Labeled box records

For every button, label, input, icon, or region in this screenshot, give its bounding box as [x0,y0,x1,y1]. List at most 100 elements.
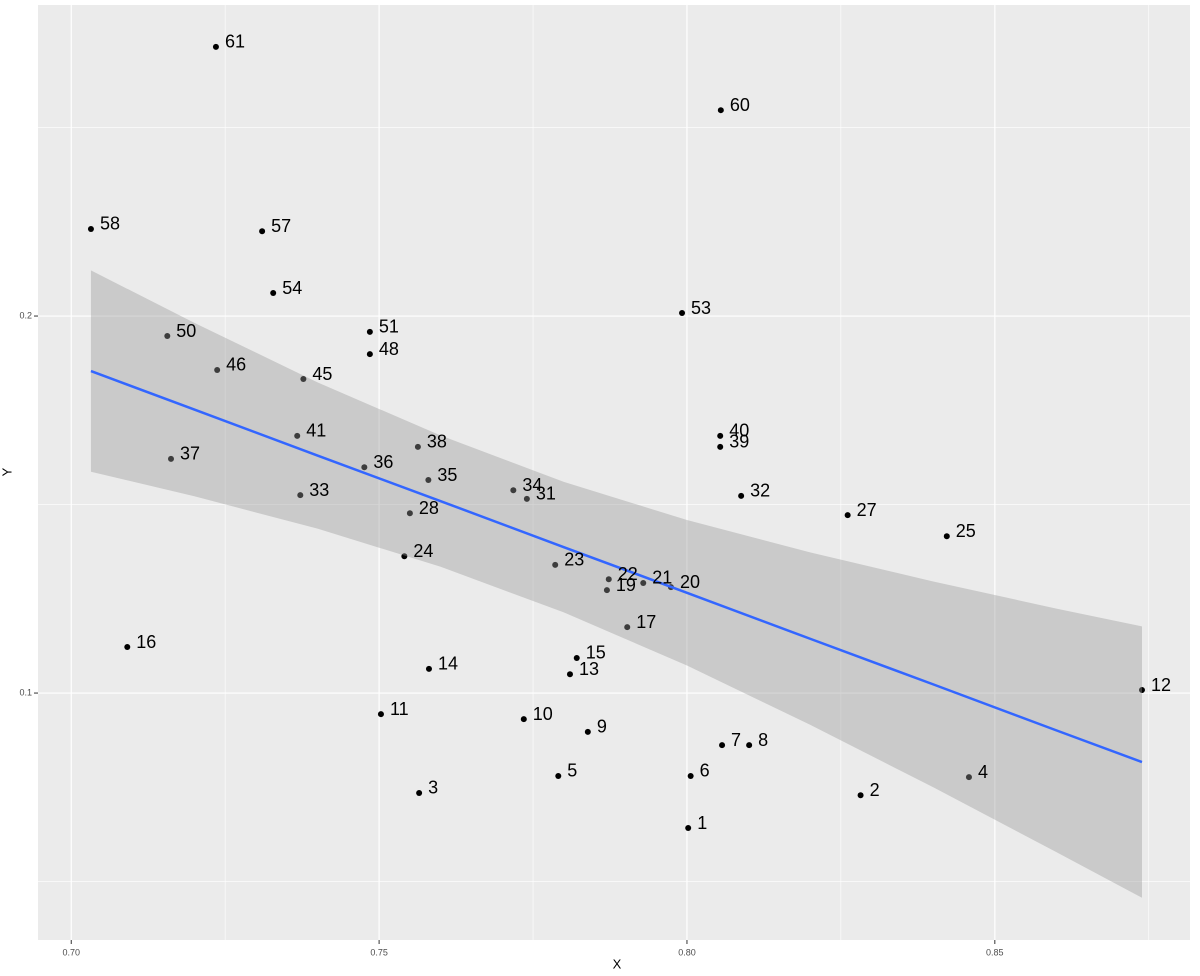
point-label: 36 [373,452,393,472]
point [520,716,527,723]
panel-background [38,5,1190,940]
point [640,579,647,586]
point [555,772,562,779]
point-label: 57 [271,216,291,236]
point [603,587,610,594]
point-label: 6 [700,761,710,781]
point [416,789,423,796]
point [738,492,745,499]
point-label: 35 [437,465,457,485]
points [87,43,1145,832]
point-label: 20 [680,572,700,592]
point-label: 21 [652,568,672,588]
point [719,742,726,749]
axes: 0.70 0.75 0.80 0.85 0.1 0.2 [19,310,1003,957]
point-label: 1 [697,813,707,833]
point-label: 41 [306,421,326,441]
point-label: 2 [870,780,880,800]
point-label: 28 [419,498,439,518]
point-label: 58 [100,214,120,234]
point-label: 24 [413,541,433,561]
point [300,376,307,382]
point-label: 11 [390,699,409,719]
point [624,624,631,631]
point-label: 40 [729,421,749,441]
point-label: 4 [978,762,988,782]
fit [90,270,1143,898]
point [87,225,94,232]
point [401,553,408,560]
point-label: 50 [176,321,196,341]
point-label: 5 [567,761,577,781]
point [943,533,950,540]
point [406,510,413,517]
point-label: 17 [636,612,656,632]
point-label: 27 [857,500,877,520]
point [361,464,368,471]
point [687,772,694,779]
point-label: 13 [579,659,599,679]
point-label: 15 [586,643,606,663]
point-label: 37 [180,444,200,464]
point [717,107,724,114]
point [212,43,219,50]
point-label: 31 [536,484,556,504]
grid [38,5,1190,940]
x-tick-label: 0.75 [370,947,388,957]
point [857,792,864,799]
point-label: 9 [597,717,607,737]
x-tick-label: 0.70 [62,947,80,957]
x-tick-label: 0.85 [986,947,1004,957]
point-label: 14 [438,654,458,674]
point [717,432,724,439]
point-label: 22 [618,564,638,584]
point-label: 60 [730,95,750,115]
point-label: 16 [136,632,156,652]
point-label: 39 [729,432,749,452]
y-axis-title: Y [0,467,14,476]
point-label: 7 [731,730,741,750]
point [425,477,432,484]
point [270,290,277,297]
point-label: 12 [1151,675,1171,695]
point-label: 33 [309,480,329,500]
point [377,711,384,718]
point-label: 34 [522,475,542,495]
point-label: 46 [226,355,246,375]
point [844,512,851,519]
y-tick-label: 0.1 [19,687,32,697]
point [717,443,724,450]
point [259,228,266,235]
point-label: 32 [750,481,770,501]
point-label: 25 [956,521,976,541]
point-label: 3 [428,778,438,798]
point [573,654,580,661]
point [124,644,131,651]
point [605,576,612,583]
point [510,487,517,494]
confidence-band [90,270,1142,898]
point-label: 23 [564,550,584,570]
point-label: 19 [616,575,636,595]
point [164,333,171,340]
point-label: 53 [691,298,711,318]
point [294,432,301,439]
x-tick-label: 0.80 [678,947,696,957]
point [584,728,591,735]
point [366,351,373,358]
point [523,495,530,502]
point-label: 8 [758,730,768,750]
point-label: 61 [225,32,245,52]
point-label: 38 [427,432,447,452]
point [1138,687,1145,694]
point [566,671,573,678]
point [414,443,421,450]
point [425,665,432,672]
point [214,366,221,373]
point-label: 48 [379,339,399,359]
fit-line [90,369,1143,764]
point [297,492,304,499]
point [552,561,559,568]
==
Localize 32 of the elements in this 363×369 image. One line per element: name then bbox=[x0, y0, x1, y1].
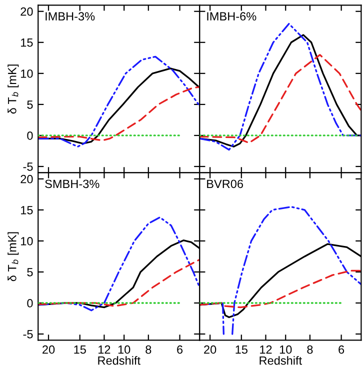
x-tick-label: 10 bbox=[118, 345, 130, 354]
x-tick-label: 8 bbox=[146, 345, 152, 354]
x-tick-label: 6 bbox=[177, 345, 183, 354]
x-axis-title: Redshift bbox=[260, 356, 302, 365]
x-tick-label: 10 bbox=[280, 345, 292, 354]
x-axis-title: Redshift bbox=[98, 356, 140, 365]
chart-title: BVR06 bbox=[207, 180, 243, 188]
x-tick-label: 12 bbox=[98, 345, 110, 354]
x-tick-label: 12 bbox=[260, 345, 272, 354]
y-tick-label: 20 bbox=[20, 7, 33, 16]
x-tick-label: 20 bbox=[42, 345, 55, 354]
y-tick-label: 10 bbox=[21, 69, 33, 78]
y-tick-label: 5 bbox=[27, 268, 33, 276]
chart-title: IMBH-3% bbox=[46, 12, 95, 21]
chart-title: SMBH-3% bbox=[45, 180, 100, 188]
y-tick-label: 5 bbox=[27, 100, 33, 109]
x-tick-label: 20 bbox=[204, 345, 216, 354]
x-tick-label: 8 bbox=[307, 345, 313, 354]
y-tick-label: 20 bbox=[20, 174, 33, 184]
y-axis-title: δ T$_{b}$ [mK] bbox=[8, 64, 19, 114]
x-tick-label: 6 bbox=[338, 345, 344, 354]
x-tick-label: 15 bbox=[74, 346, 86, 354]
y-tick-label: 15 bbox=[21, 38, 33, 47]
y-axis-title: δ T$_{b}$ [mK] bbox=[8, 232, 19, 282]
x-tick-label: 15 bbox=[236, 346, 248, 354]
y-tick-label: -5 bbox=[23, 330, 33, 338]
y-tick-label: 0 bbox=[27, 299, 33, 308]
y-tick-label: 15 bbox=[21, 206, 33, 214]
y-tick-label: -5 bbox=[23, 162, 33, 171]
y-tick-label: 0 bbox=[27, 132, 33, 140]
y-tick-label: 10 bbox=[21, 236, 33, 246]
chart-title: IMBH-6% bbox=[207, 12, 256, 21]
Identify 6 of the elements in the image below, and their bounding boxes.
---
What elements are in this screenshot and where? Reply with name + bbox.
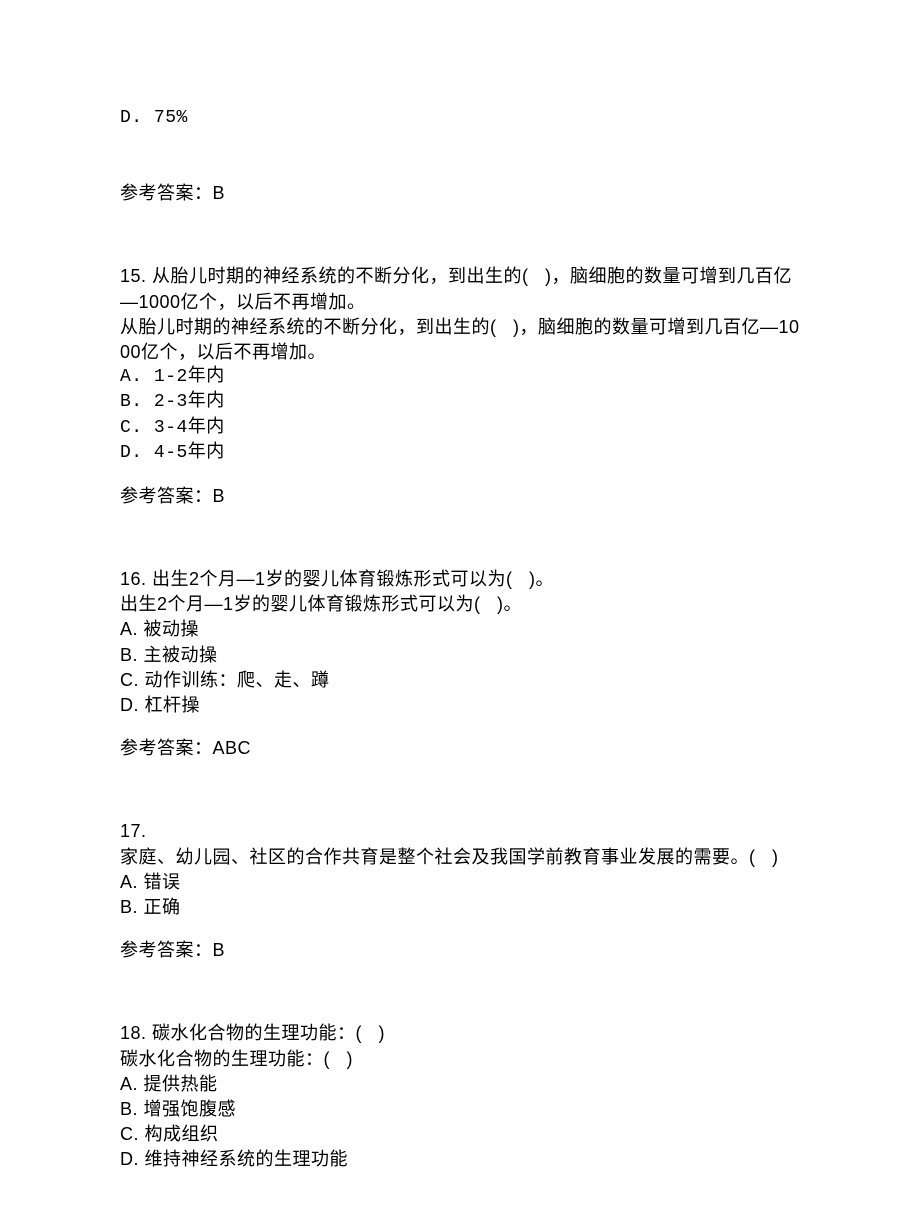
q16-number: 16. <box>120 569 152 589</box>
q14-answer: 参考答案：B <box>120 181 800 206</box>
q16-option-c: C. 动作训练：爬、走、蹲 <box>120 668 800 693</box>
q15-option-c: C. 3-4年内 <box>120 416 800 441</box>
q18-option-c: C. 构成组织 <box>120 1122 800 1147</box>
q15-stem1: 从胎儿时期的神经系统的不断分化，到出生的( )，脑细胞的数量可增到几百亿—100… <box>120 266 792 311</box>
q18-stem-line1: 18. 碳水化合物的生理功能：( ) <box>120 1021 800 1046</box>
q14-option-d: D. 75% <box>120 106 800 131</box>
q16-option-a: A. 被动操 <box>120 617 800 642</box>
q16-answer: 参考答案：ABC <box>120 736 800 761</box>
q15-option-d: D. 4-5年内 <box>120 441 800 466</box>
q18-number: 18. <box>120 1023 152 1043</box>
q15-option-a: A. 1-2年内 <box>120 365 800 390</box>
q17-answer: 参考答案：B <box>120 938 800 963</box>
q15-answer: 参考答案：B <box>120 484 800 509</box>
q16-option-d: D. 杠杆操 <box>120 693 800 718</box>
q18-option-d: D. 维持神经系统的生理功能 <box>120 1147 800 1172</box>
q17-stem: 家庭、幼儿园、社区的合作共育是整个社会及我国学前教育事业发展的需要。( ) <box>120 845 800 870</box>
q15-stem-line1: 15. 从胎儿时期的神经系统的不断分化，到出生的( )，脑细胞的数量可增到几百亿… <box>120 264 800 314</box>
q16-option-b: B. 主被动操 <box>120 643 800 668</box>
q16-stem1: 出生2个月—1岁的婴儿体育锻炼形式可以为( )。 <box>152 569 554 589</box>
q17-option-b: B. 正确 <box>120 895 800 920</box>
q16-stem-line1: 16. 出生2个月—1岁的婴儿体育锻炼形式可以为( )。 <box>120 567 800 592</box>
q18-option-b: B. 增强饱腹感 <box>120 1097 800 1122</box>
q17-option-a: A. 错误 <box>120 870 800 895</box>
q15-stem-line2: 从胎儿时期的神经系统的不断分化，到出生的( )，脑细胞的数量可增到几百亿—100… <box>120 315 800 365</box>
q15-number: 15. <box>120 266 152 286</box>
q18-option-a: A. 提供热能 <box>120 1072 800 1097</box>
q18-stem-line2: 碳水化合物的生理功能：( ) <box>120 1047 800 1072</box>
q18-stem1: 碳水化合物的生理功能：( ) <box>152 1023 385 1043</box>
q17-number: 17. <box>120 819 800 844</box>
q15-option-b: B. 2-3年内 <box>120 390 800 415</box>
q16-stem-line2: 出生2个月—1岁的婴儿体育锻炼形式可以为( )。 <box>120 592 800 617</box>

▶ [Aim]
Copy the lines of the material word for word, beginning at the line that contains "x-tick-label: 10 bbox=[118, 345, 130, 354]" and stopping after the line that contains "Identify 6 of".

▶ [Reply to the task]
x-tick-label: 10 bbox=[118, 345, 130, 354]
x-tick-label: 8 bbox=[146, 345, 152, 354]
x-tick-label: 6 bbox=[177, 345, 183, 354]
x-axis-title: Redshift bbox=[260, 356, 302, 365]
x-tick-label: 10 bbox=[280, 345, 292, 354]
x-axis-title: Redshift bbox=[98, 356, 140, 365]
chart-title: BVR06 bbox=[207, 180, 243, 188]
x-tick-label: 12 bbox=[98, 345, 110, 354]
x-tick-label: 12 bbox=[260, 345, 272, 354]
y-tick-label: 20 bbox=[20, 7, 33, 16]
x-tick-label: 20 bbox=[42, 345, 55, 354]
y-tick-label: 10 bbox=[21, 69, 33, 78]
y-tick-label: 5 bbox=[27, 268, 33, 276]
chart-title: IMBH-3% bbox=[46, 12, 95, 21]
chart-title: SMBH-3% bbox=[45, 180, 100, 188]
y-tick-label: 5 bbox=[27, 100, 33, 109]
x-tick-label: 20 bbox=[204, 345, 216, 354]
x-tick-label: 8 bbox=[307, 345, 313, 354]
y-tick-label: 20 bbox=[20, 174, 33, 184]
y-axis-title: δ T$_{b}$ [mK] bbox=[8, 64, 19, 114]
x-tick-label: 6 bbox=[338, 345, 344, 354]
x-tick-label: 15 bbox=[74, 346, 86, 354]
y-tick-label: 15 bbox=[21, 38, 33, 47]
y-axis-title: δ T$_{b}$ [mK] bbox=[8, 232, 19, 282]
x-tick-label: 15 bbox=[236, 346, 248, 354]
y-tick-label: -5 bbox=[23, 330, 33, 338]
y-tick-label: 0 bbox=[27, 299, 33, 308]
y-tick-label: 15 bbox=[21, 206, 33, 214]
y-tick-label: -5 bbox=[23, 162, 33, 171]
y-tick-label: 0 bbox=[27, 132, 33, 140]
y-tick-label: 10 bbox=[21, 236, 33, 246]
chart-title: IMBH-6% bbox=[207, 12, 256, 21]
Identify 6 of the elements in the image below, and their bounding boxes.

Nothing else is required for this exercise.